───── DATA LISTING ─────
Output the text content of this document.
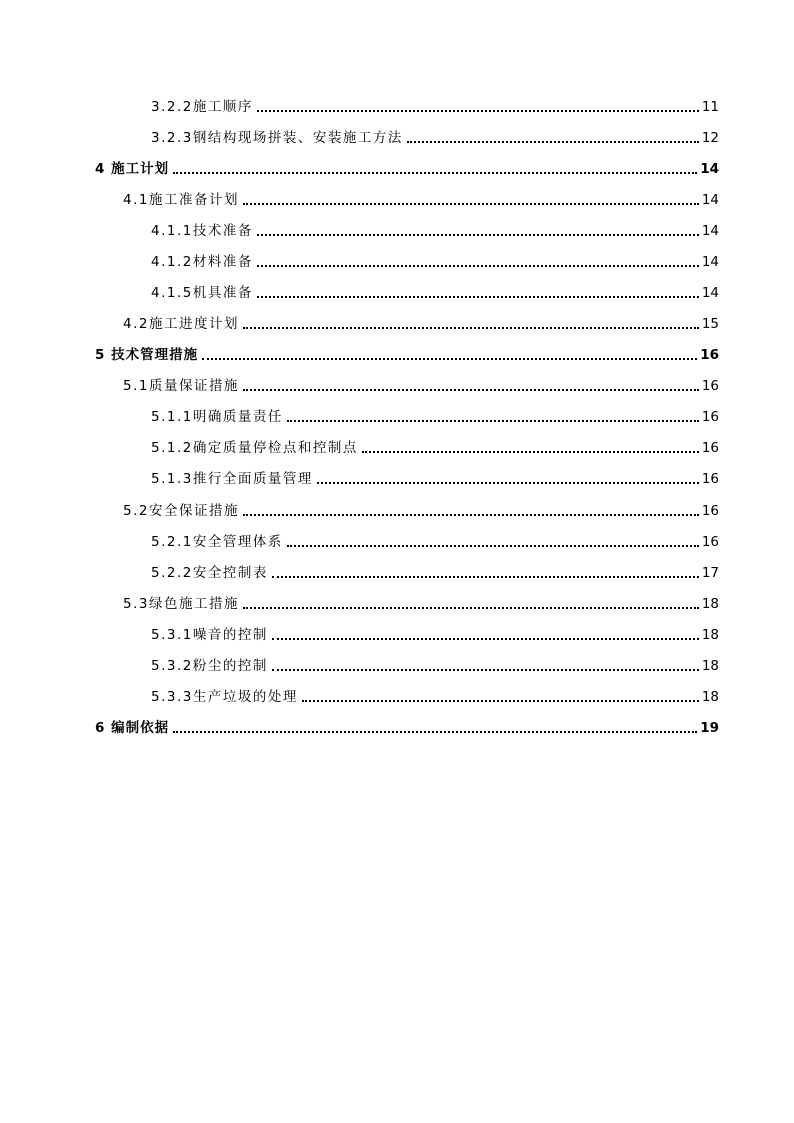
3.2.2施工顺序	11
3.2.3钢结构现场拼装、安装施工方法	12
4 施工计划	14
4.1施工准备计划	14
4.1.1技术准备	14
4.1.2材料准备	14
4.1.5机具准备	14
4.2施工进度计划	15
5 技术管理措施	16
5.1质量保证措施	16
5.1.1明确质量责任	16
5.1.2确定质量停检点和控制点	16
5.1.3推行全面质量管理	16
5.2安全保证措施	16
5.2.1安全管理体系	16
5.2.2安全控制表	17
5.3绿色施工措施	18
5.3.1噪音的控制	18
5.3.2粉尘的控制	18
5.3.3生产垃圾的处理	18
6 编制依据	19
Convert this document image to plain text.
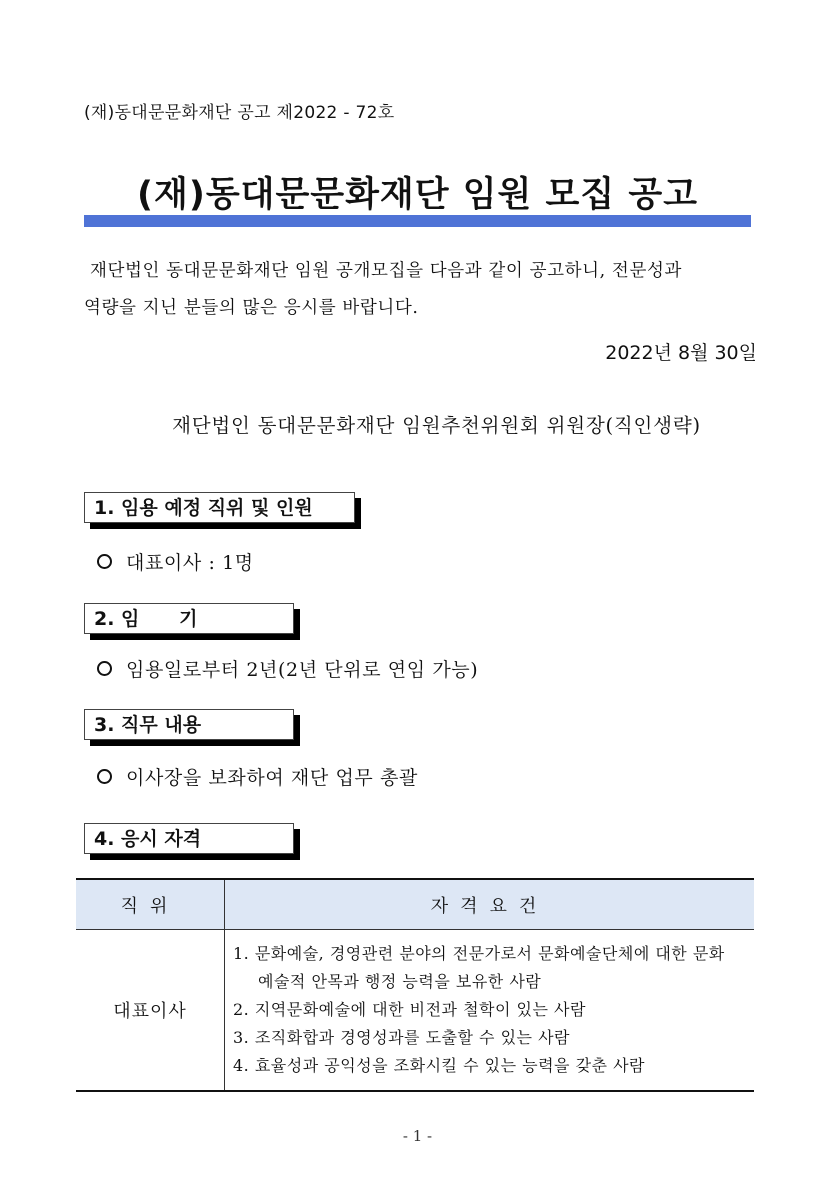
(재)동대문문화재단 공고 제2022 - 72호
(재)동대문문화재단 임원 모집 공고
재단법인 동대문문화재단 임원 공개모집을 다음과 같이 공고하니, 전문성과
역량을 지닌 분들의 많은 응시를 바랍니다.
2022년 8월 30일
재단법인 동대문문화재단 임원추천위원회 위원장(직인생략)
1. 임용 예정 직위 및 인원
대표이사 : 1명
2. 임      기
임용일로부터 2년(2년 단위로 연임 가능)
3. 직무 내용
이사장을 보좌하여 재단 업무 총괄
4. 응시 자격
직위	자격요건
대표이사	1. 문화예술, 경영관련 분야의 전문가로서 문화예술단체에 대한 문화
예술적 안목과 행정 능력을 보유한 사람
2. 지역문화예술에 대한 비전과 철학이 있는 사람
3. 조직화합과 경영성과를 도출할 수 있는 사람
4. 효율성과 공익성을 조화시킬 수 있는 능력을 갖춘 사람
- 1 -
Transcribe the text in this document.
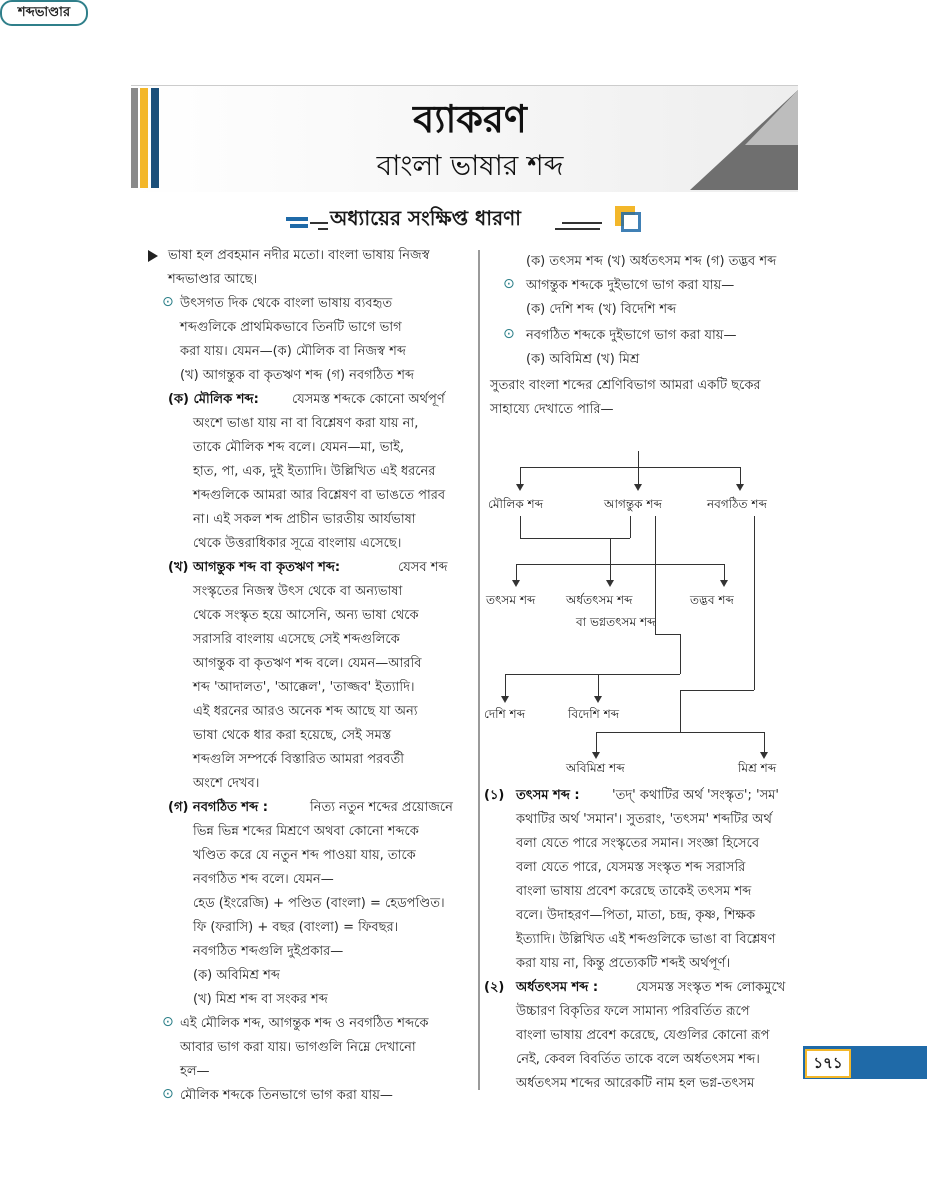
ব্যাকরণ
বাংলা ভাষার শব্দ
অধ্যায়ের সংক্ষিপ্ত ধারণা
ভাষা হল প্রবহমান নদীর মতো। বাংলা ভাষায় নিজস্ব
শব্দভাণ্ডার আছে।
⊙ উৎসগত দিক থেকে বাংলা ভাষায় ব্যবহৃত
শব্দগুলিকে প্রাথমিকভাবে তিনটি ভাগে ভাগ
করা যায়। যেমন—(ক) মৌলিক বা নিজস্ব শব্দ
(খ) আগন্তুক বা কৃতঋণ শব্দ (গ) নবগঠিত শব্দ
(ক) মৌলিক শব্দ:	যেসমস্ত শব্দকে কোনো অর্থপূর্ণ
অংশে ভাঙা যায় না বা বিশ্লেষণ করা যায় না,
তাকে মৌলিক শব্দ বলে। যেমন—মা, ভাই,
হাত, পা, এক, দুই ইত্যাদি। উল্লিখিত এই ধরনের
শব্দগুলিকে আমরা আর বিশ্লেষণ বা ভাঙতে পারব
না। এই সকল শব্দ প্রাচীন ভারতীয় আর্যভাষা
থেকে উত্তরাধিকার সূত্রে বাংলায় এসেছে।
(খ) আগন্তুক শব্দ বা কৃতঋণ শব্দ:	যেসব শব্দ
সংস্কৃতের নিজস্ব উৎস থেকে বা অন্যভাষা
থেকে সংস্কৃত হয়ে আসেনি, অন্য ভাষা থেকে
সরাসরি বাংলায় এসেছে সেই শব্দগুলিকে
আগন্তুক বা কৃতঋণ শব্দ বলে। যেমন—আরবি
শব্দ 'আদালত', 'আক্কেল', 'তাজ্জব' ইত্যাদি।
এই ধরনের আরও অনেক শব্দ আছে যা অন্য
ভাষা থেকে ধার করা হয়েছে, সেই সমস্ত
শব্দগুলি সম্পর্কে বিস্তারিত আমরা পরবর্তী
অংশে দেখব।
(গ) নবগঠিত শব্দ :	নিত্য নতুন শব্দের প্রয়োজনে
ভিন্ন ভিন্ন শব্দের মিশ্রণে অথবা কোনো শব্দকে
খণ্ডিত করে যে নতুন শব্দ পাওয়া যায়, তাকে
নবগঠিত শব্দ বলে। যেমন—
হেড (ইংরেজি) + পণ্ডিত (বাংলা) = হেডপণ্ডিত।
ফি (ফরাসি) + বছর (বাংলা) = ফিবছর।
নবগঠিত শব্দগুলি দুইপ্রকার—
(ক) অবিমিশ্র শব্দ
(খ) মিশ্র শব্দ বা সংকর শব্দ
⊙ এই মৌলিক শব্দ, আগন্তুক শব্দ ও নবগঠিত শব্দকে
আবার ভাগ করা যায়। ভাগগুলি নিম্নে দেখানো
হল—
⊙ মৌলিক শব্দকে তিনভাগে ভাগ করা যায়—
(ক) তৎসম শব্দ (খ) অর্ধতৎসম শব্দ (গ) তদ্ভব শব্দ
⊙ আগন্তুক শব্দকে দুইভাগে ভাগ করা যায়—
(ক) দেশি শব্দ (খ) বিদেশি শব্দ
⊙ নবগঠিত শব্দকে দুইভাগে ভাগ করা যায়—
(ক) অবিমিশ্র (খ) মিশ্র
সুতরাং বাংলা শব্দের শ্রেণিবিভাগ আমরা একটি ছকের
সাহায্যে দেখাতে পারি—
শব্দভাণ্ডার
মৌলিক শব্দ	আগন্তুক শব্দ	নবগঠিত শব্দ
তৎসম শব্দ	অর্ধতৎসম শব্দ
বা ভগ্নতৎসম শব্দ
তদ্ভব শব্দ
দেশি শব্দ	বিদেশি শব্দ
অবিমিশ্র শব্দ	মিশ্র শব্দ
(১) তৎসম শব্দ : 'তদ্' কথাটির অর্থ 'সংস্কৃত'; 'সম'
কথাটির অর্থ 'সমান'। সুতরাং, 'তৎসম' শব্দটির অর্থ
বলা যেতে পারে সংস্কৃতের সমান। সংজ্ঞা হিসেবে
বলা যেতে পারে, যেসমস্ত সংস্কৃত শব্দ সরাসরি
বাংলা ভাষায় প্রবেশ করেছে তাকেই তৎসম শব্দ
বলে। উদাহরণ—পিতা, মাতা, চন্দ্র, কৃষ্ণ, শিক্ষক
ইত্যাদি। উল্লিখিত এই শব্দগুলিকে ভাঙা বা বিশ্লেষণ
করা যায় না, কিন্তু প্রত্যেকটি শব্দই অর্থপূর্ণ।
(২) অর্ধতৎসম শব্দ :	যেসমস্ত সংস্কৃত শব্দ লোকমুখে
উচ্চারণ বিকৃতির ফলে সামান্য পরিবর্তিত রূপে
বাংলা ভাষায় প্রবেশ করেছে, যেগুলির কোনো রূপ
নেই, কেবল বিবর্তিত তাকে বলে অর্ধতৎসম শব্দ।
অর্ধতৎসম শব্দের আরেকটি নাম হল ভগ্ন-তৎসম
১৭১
─────
SET EXERCISE —
Return every line from the records above that holds the word "নবগঠ".

TASK RESPONSE —
(খ) আগন্তুক বা কৃতঋণ শব্দ (গ) নবগঠিত শব্দ
(গ) নবগঠিত শব্দ :	নিত্য নতুন শব্দের প্রয়োজনে
নবগঠিত শব্দ বলে। যেমন—
নবগঠিত শব্দগুলি দুইপ্রকার—
⊙ এই মৌলিক শব্দ, আগন্তুক শব্দ ও নবগঠিত শব্দকে
⊙ নবগঠিত শব্দকে দুইভাগে ভাগ করা যায়—
মৌলিক শব্দ	আগন্তুক শব্দ	নবগঠিত শব্দ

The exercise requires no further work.